_Short problem_: Work out the number of lines in the records that include the word "انتخاب"; reply with that number alone.

_Input material_:

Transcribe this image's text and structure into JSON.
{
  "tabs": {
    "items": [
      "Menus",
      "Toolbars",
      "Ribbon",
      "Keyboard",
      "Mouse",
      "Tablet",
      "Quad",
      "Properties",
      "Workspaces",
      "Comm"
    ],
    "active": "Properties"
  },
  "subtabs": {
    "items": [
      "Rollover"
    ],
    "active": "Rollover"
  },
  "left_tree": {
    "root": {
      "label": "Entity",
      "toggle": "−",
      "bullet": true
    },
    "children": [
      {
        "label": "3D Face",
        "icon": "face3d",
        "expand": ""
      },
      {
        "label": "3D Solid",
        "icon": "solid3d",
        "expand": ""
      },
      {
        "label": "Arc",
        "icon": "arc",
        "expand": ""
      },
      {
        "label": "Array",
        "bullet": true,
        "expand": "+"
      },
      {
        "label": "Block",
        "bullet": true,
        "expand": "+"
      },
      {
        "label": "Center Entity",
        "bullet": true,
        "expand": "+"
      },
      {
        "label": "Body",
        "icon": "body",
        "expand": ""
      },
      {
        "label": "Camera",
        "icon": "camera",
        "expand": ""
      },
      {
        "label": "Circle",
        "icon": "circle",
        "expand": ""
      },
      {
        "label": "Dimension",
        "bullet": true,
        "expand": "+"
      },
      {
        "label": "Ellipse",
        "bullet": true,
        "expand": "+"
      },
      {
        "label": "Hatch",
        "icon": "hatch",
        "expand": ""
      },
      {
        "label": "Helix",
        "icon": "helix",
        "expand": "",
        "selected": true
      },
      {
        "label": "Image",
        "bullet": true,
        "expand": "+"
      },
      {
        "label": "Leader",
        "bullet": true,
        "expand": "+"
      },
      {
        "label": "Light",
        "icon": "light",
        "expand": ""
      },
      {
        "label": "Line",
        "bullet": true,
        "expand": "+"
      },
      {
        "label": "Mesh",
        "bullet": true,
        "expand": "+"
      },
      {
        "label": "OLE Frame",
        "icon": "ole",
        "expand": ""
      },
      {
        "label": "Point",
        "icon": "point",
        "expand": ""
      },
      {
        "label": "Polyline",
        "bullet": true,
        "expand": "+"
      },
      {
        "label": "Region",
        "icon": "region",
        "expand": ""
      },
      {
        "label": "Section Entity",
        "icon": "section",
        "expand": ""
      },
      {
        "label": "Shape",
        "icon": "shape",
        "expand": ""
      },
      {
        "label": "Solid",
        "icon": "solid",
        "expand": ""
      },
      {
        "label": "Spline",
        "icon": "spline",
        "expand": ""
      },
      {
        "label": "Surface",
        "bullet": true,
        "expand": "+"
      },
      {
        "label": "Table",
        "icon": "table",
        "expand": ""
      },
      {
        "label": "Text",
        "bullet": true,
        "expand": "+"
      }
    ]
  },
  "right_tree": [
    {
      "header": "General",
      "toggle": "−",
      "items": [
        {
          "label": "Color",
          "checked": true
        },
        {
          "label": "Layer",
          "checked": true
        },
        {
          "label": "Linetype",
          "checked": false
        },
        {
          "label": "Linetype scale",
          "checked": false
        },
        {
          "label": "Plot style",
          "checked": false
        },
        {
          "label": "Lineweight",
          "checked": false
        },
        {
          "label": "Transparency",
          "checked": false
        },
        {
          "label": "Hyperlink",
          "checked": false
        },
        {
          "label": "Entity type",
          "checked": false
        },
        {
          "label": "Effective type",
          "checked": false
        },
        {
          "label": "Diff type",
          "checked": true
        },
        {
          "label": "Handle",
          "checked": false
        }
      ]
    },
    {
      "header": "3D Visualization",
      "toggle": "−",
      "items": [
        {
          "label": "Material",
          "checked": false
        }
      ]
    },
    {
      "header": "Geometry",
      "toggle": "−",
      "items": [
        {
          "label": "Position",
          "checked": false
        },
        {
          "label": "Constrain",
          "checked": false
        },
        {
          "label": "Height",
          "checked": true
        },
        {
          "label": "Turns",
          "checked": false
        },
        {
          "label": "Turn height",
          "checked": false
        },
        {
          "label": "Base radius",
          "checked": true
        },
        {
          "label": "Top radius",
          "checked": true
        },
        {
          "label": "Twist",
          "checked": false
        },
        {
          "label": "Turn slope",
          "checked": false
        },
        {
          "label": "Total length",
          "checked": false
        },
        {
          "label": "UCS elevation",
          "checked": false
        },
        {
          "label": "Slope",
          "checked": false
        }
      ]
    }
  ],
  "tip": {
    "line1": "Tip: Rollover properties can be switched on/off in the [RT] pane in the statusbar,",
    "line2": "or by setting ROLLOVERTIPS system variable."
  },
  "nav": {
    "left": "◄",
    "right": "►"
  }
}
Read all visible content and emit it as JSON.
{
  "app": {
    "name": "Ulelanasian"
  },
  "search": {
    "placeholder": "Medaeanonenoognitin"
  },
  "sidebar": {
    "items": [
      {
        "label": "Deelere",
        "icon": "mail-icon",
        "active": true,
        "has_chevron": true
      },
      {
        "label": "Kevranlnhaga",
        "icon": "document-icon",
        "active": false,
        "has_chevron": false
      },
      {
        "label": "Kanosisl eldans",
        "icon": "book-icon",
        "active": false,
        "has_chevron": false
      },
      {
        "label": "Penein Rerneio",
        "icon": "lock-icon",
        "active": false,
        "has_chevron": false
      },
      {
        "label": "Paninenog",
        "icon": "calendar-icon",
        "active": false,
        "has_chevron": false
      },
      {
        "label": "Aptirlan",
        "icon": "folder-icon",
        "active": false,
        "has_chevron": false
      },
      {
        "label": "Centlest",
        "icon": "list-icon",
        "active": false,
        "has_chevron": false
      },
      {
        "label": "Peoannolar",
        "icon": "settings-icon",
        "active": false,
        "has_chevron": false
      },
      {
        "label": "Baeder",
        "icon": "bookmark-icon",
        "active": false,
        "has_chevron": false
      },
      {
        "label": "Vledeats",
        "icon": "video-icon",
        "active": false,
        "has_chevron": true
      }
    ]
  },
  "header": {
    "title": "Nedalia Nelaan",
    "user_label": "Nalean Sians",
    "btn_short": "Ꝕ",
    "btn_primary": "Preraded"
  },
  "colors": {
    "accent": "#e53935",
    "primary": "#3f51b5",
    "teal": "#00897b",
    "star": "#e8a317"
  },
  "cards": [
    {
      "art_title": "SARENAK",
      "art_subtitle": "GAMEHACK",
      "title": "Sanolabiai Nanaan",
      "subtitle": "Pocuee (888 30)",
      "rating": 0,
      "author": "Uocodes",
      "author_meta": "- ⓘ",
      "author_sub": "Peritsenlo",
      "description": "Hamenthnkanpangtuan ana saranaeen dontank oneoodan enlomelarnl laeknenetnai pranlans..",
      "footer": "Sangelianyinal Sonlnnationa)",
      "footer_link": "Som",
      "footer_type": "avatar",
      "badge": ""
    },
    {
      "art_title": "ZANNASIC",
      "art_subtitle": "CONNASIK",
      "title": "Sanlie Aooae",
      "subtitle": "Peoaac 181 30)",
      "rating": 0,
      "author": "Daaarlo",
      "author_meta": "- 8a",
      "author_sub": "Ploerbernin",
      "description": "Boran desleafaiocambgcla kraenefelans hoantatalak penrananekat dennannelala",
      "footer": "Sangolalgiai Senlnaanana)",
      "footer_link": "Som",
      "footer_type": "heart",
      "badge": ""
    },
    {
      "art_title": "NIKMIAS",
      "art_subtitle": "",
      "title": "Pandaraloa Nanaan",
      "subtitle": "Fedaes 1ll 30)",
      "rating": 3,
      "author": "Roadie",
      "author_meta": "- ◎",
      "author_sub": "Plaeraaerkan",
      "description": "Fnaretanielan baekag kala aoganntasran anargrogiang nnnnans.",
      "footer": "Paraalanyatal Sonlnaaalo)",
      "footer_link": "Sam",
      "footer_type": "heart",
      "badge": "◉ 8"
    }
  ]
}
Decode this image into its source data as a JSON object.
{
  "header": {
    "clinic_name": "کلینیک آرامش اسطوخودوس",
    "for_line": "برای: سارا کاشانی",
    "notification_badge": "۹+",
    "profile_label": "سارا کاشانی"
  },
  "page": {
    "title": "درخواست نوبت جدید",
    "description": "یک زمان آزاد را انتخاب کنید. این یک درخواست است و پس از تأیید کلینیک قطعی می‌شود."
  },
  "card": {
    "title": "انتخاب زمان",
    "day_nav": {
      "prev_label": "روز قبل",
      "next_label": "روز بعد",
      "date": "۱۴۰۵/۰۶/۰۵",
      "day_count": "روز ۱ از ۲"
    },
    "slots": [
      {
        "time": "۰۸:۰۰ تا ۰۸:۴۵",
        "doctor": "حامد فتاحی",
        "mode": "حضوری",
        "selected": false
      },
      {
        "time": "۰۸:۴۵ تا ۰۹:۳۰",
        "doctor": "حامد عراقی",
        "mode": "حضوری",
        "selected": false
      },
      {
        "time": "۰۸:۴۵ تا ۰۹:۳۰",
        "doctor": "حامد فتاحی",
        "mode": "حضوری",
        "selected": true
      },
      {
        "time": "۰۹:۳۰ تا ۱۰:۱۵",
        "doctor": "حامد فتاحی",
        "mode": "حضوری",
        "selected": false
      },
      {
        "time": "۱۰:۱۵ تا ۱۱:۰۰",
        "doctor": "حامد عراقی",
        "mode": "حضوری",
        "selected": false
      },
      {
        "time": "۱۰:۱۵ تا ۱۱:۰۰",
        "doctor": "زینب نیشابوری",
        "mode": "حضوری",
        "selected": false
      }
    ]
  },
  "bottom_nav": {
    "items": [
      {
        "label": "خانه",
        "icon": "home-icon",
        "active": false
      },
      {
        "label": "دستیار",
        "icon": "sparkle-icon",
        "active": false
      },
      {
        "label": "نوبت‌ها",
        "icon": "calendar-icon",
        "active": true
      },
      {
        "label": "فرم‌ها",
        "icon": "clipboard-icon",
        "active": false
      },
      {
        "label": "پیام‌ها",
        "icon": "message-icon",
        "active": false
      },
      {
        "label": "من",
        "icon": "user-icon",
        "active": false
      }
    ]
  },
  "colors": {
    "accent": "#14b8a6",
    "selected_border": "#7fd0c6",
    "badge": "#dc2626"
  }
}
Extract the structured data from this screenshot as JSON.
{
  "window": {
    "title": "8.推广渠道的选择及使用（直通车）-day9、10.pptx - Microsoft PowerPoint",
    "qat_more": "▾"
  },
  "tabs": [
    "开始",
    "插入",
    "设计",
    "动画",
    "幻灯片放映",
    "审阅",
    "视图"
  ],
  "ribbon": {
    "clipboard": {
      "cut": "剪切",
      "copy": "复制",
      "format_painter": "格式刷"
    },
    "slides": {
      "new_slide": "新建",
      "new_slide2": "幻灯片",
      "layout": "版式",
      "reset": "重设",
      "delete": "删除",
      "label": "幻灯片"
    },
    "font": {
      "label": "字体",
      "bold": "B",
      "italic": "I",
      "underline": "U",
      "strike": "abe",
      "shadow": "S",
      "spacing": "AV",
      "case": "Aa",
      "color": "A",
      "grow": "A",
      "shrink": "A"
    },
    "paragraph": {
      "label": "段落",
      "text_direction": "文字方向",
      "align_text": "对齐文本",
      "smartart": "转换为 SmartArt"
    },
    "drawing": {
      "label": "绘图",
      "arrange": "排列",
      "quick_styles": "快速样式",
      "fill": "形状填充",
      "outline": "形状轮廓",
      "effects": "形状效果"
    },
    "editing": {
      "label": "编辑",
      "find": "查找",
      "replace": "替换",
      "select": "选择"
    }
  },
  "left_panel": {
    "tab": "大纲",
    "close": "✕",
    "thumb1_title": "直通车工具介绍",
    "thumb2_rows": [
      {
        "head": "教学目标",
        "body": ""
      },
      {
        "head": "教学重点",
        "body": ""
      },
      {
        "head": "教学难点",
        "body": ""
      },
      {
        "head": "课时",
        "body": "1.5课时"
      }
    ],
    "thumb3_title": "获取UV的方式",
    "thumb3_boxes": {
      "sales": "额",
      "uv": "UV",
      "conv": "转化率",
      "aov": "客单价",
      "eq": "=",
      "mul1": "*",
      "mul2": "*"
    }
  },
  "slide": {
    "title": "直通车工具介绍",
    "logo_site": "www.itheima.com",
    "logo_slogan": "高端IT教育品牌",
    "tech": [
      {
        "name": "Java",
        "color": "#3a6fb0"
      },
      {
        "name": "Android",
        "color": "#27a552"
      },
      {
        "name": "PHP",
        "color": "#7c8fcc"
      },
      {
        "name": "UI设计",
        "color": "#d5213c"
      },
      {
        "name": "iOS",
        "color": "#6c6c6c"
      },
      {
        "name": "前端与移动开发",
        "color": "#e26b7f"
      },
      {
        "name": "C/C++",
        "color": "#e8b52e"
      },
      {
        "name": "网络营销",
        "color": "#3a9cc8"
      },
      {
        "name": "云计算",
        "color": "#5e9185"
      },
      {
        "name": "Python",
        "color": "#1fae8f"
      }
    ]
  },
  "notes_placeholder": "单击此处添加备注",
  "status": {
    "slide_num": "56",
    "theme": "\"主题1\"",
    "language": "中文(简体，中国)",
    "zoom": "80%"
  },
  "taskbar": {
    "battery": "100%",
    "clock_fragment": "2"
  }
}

_Output of the task_: 2